Given instruction:
Transcribe the lines exactly, beginning with the one that contains "What does this" and ending with the final line of the records. Do not transcribe pictures.

Data for the task:
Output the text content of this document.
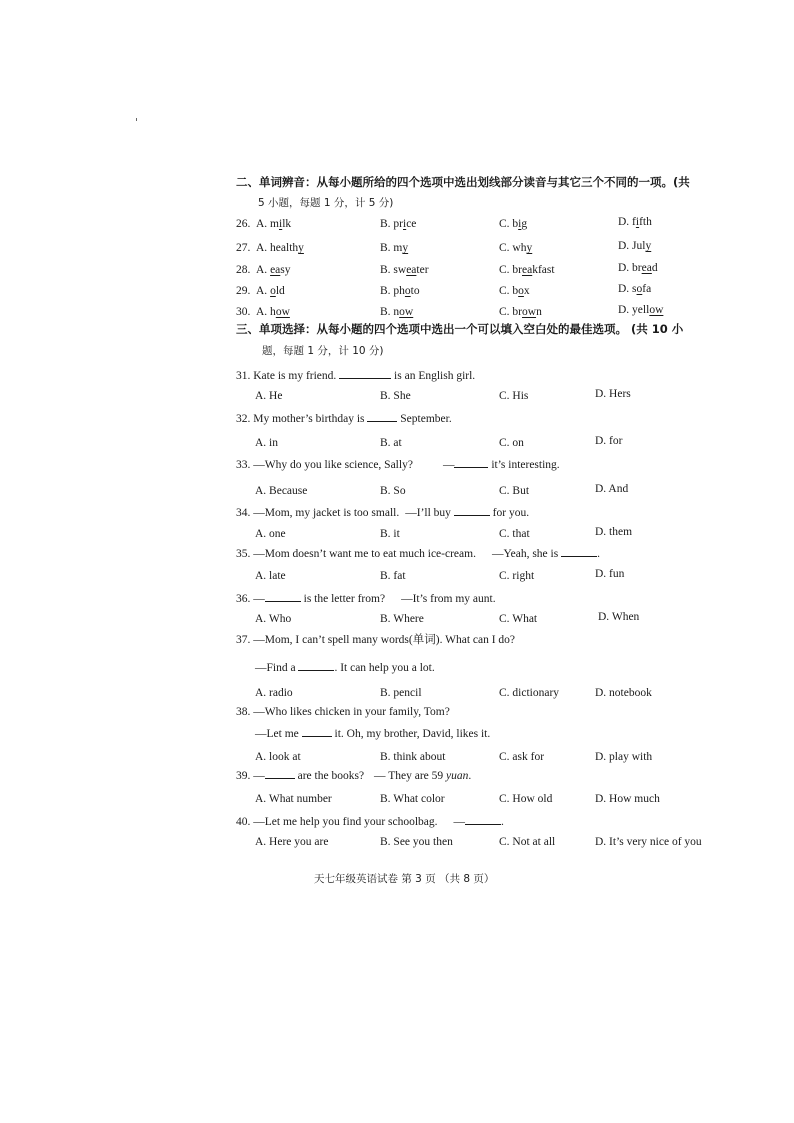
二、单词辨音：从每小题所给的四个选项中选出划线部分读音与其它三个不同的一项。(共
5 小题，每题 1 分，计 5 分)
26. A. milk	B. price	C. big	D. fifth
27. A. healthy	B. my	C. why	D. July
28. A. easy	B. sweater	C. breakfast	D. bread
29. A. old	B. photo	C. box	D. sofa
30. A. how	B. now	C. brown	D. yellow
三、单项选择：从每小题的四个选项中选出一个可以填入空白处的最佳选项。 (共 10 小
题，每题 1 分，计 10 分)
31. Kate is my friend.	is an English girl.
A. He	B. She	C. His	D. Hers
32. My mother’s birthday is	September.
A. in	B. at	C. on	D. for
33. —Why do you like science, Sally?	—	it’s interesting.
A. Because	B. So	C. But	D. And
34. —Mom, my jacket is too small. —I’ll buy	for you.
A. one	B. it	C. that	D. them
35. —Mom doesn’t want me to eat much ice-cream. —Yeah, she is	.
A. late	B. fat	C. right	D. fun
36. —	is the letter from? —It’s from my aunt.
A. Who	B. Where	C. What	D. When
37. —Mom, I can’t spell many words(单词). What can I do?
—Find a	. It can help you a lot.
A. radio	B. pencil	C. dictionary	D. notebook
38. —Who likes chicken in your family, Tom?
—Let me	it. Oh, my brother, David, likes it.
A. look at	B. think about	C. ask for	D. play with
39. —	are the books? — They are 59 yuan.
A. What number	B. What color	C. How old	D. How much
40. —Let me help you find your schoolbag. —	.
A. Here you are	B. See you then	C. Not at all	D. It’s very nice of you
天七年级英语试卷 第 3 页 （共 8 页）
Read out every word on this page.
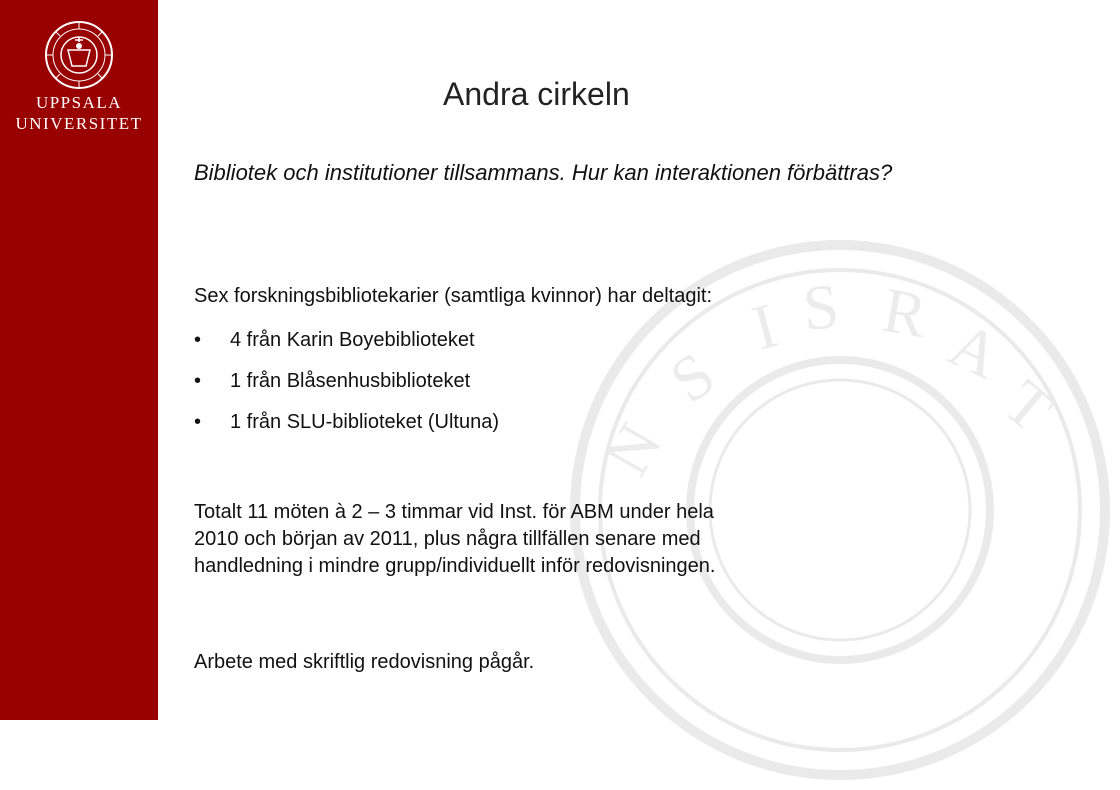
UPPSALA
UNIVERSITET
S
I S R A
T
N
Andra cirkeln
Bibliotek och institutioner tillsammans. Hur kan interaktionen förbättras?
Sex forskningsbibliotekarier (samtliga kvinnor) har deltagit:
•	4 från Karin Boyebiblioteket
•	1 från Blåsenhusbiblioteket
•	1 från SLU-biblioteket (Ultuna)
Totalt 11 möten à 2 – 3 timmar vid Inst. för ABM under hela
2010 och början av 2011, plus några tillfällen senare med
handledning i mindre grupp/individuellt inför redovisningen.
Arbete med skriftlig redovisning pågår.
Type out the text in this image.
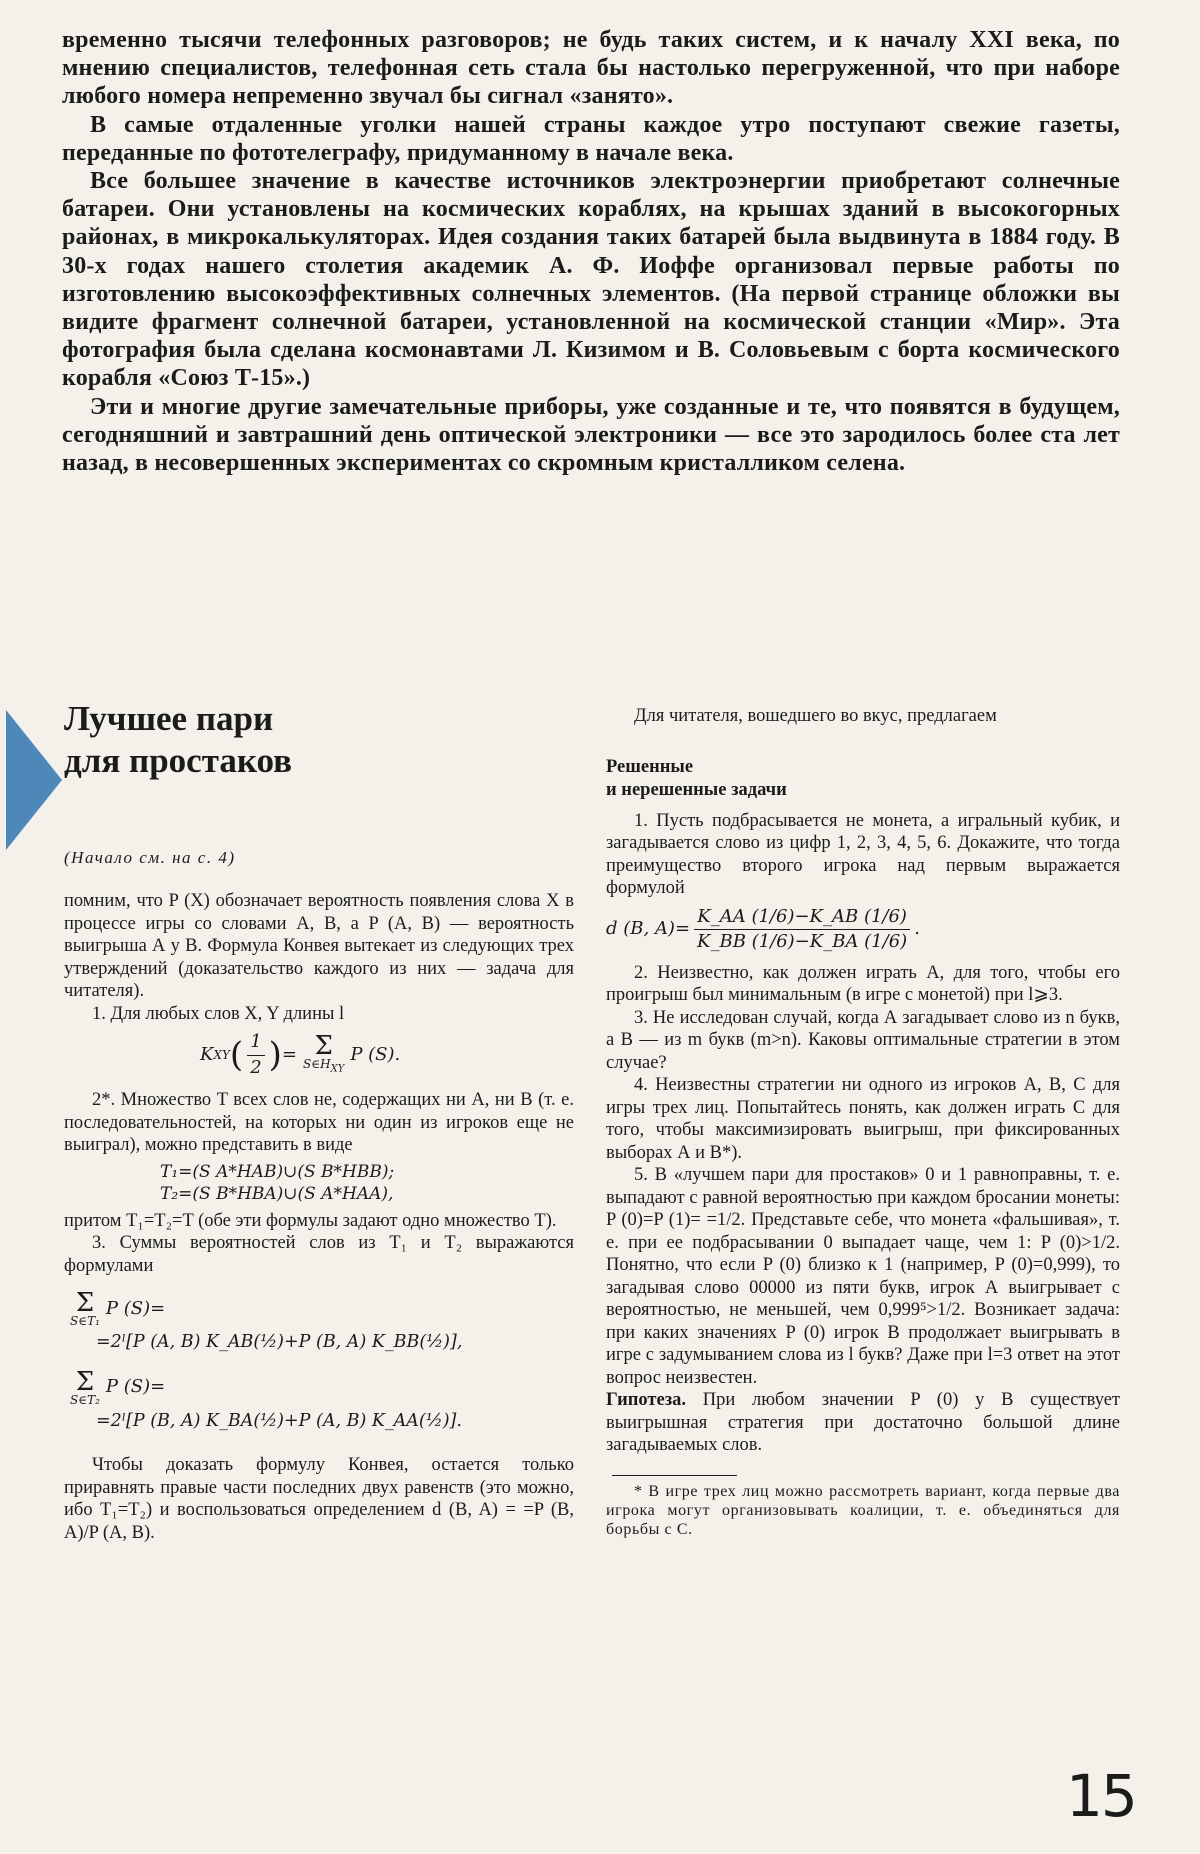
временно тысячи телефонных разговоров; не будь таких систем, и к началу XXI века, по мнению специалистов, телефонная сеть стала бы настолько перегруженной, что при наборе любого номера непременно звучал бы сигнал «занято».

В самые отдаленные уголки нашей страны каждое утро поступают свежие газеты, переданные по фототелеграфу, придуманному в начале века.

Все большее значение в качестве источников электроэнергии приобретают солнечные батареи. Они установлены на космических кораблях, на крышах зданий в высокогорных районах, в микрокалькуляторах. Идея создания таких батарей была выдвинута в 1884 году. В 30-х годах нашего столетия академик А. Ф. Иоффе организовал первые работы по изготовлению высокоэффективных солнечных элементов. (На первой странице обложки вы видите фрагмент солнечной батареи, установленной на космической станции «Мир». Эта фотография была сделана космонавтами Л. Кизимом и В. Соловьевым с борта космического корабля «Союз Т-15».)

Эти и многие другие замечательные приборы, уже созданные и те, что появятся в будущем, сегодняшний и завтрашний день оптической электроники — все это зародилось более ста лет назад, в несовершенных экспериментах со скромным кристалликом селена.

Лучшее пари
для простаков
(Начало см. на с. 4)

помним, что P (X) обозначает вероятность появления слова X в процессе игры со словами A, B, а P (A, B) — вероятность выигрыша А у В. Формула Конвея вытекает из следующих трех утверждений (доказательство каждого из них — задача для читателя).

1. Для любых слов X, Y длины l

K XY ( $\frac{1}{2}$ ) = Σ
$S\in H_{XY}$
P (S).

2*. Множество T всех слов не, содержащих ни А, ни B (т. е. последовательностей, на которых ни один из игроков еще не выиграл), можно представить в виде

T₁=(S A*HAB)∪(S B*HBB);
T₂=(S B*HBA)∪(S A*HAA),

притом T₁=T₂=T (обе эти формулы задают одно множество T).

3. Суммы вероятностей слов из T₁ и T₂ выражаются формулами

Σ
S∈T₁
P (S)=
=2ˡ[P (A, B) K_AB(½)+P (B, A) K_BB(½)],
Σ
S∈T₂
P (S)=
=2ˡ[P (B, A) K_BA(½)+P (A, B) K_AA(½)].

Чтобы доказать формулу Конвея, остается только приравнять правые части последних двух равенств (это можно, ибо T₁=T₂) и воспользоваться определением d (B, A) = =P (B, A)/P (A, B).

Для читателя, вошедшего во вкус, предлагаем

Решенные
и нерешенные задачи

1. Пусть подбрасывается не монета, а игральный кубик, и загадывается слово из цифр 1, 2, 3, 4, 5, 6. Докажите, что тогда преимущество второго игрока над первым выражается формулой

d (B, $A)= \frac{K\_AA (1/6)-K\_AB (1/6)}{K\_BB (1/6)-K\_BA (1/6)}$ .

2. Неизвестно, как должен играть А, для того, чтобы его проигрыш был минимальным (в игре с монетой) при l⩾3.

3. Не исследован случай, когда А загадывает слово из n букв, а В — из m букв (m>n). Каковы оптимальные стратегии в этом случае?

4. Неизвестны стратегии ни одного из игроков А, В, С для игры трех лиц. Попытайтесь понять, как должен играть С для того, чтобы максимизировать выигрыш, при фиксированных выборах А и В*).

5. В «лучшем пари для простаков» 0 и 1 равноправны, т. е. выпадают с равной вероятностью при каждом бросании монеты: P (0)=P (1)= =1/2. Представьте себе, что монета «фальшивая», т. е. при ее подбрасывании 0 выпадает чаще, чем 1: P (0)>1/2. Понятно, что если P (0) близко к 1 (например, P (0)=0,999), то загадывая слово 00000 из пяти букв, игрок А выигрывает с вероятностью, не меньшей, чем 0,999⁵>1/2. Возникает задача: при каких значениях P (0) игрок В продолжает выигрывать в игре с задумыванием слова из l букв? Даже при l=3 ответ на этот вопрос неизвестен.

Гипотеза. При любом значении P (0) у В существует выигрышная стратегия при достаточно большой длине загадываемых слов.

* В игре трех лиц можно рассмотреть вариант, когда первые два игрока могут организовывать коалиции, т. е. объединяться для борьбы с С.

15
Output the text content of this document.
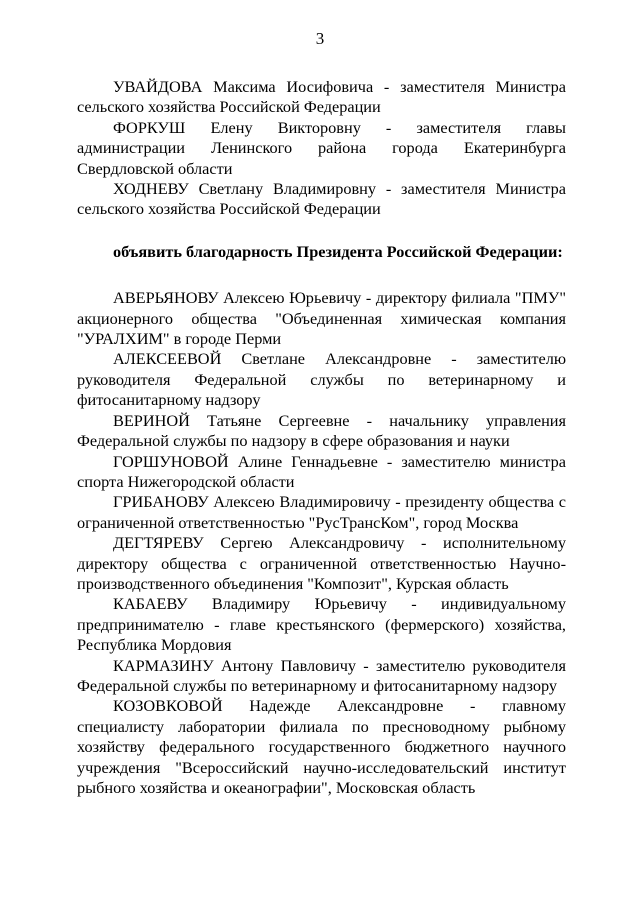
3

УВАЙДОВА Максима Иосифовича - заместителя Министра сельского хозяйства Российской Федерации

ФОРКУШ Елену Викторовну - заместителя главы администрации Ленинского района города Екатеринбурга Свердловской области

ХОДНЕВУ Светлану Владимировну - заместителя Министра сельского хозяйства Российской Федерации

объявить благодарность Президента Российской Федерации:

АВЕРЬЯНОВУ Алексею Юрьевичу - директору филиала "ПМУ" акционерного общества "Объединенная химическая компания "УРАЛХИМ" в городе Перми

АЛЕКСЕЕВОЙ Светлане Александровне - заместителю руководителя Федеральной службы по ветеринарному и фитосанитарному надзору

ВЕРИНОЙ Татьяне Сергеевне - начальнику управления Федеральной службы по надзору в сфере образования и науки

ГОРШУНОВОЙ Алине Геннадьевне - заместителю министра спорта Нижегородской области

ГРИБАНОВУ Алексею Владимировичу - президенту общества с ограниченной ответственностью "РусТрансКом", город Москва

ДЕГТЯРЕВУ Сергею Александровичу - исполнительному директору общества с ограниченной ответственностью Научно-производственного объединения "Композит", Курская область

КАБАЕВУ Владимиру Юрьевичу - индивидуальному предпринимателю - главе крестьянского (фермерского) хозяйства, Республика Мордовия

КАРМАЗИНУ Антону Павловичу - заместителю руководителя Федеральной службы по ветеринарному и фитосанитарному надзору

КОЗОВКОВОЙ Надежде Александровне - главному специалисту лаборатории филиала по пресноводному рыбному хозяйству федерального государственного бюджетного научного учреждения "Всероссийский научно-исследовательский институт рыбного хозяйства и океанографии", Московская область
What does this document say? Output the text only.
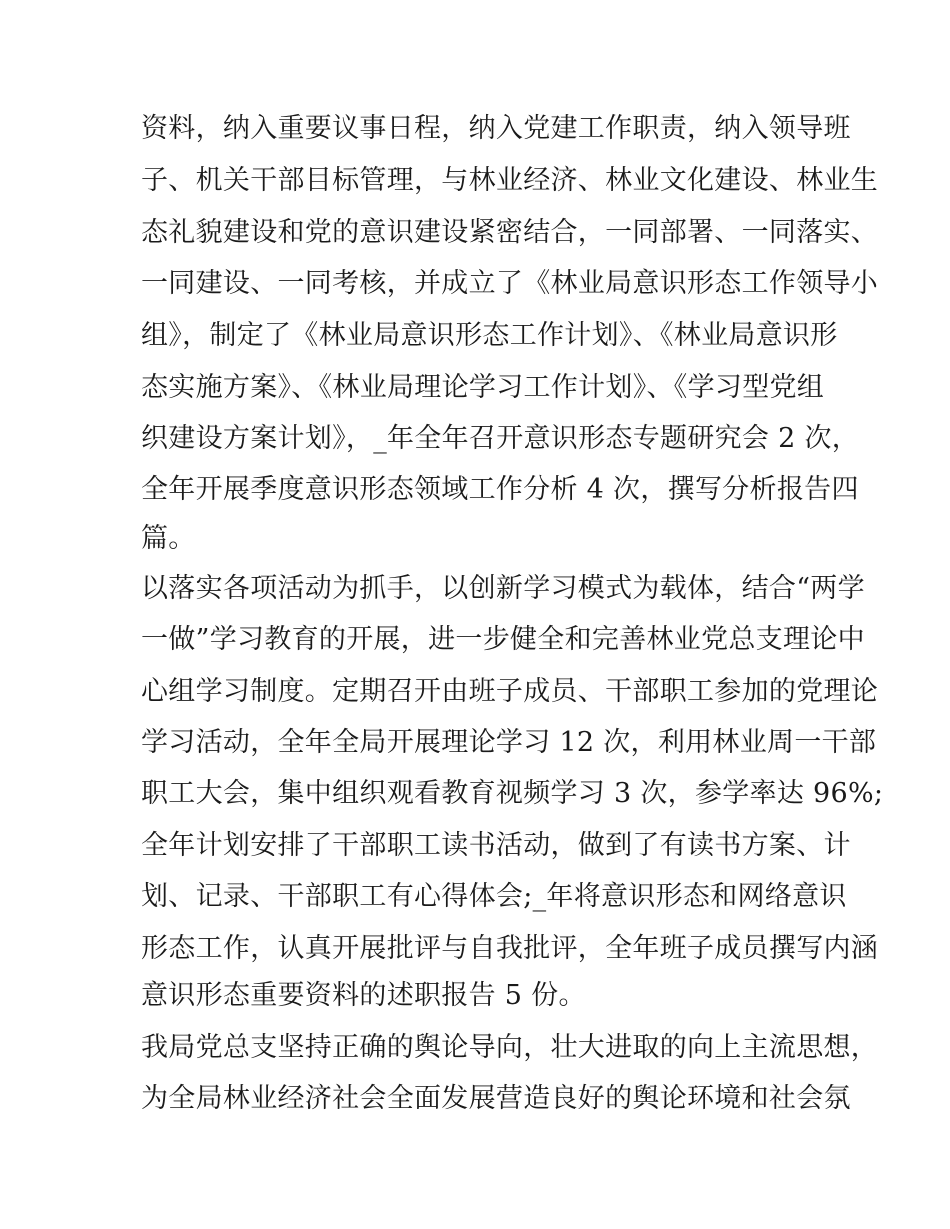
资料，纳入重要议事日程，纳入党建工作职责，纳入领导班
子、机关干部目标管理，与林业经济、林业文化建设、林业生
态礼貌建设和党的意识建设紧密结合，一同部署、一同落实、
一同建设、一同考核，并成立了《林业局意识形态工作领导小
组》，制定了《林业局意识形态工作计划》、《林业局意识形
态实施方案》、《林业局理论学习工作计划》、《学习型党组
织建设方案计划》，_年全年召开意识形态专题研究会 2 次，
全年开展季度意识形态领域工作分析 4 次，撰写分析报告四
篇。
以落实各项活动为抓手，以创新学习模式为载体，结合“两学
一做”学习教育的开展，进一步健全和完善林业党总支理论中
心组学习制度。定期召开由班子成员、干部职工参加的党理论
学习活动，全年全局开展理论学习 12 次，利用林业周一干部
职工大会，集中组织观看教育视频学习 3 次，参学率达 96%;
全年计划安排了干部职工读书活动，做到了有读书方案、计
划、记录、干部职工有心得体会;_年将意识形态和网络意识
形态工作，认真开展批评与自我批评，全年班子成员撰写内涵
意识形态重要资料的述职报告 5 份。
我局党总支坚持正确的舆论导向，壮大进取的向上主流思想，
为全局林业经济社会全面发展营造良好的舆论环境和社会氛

Correct answer:
What does this document say? Output the text only.
资料，纳入重要议事日程，纳入党建工作职责，纳入领导班
子、机关干部目标管理，与林业经济、林业文化建设、林业生
态礼貌建设和党的意识建设紧密结合，一同部署、一同落实、
一同建设、一同考核，并成立了《林业局意识形态工作领导小
组》，制定了《林业局意识形态工作计划》、《林业局意识形
态实施方案》、《林业局理论学习工作计划》、《学习型党组
织建设方案计划》，_年全年召开意识形态专题研究会 2 次，
全年开展季度意识形态领域工作分析 4 次，撰写分析报告四
篇。
以落实各项活动为抓手，以创新学习模式为载体，结合“两学
一做”学习教育的开展，进一步健全和完善林业党总支理论中
心组学习制度。定期召开由班子成员、干部职工参加的党理论
学习活动，全年全局开展理论学习 12 次，利用林业周一干部
职工大会，集中组织观看教育视频学习 3 次，参学率达 96%;
全年计划安排了干部职工读书活动，做到了有读书方案、计
划、记录、干部职工有心得体会;_年将意识形态和网络意识
形态工作，认真开展批评与自我批评，全年班子成员撰写内涵
意识形态重要资料的述职报告 5 份。
我局党总支坚持正确的舆论导向，壮大进取的向上主流思想，
为全局林业经济社会全面发展营造良好的舆论环境和社会氛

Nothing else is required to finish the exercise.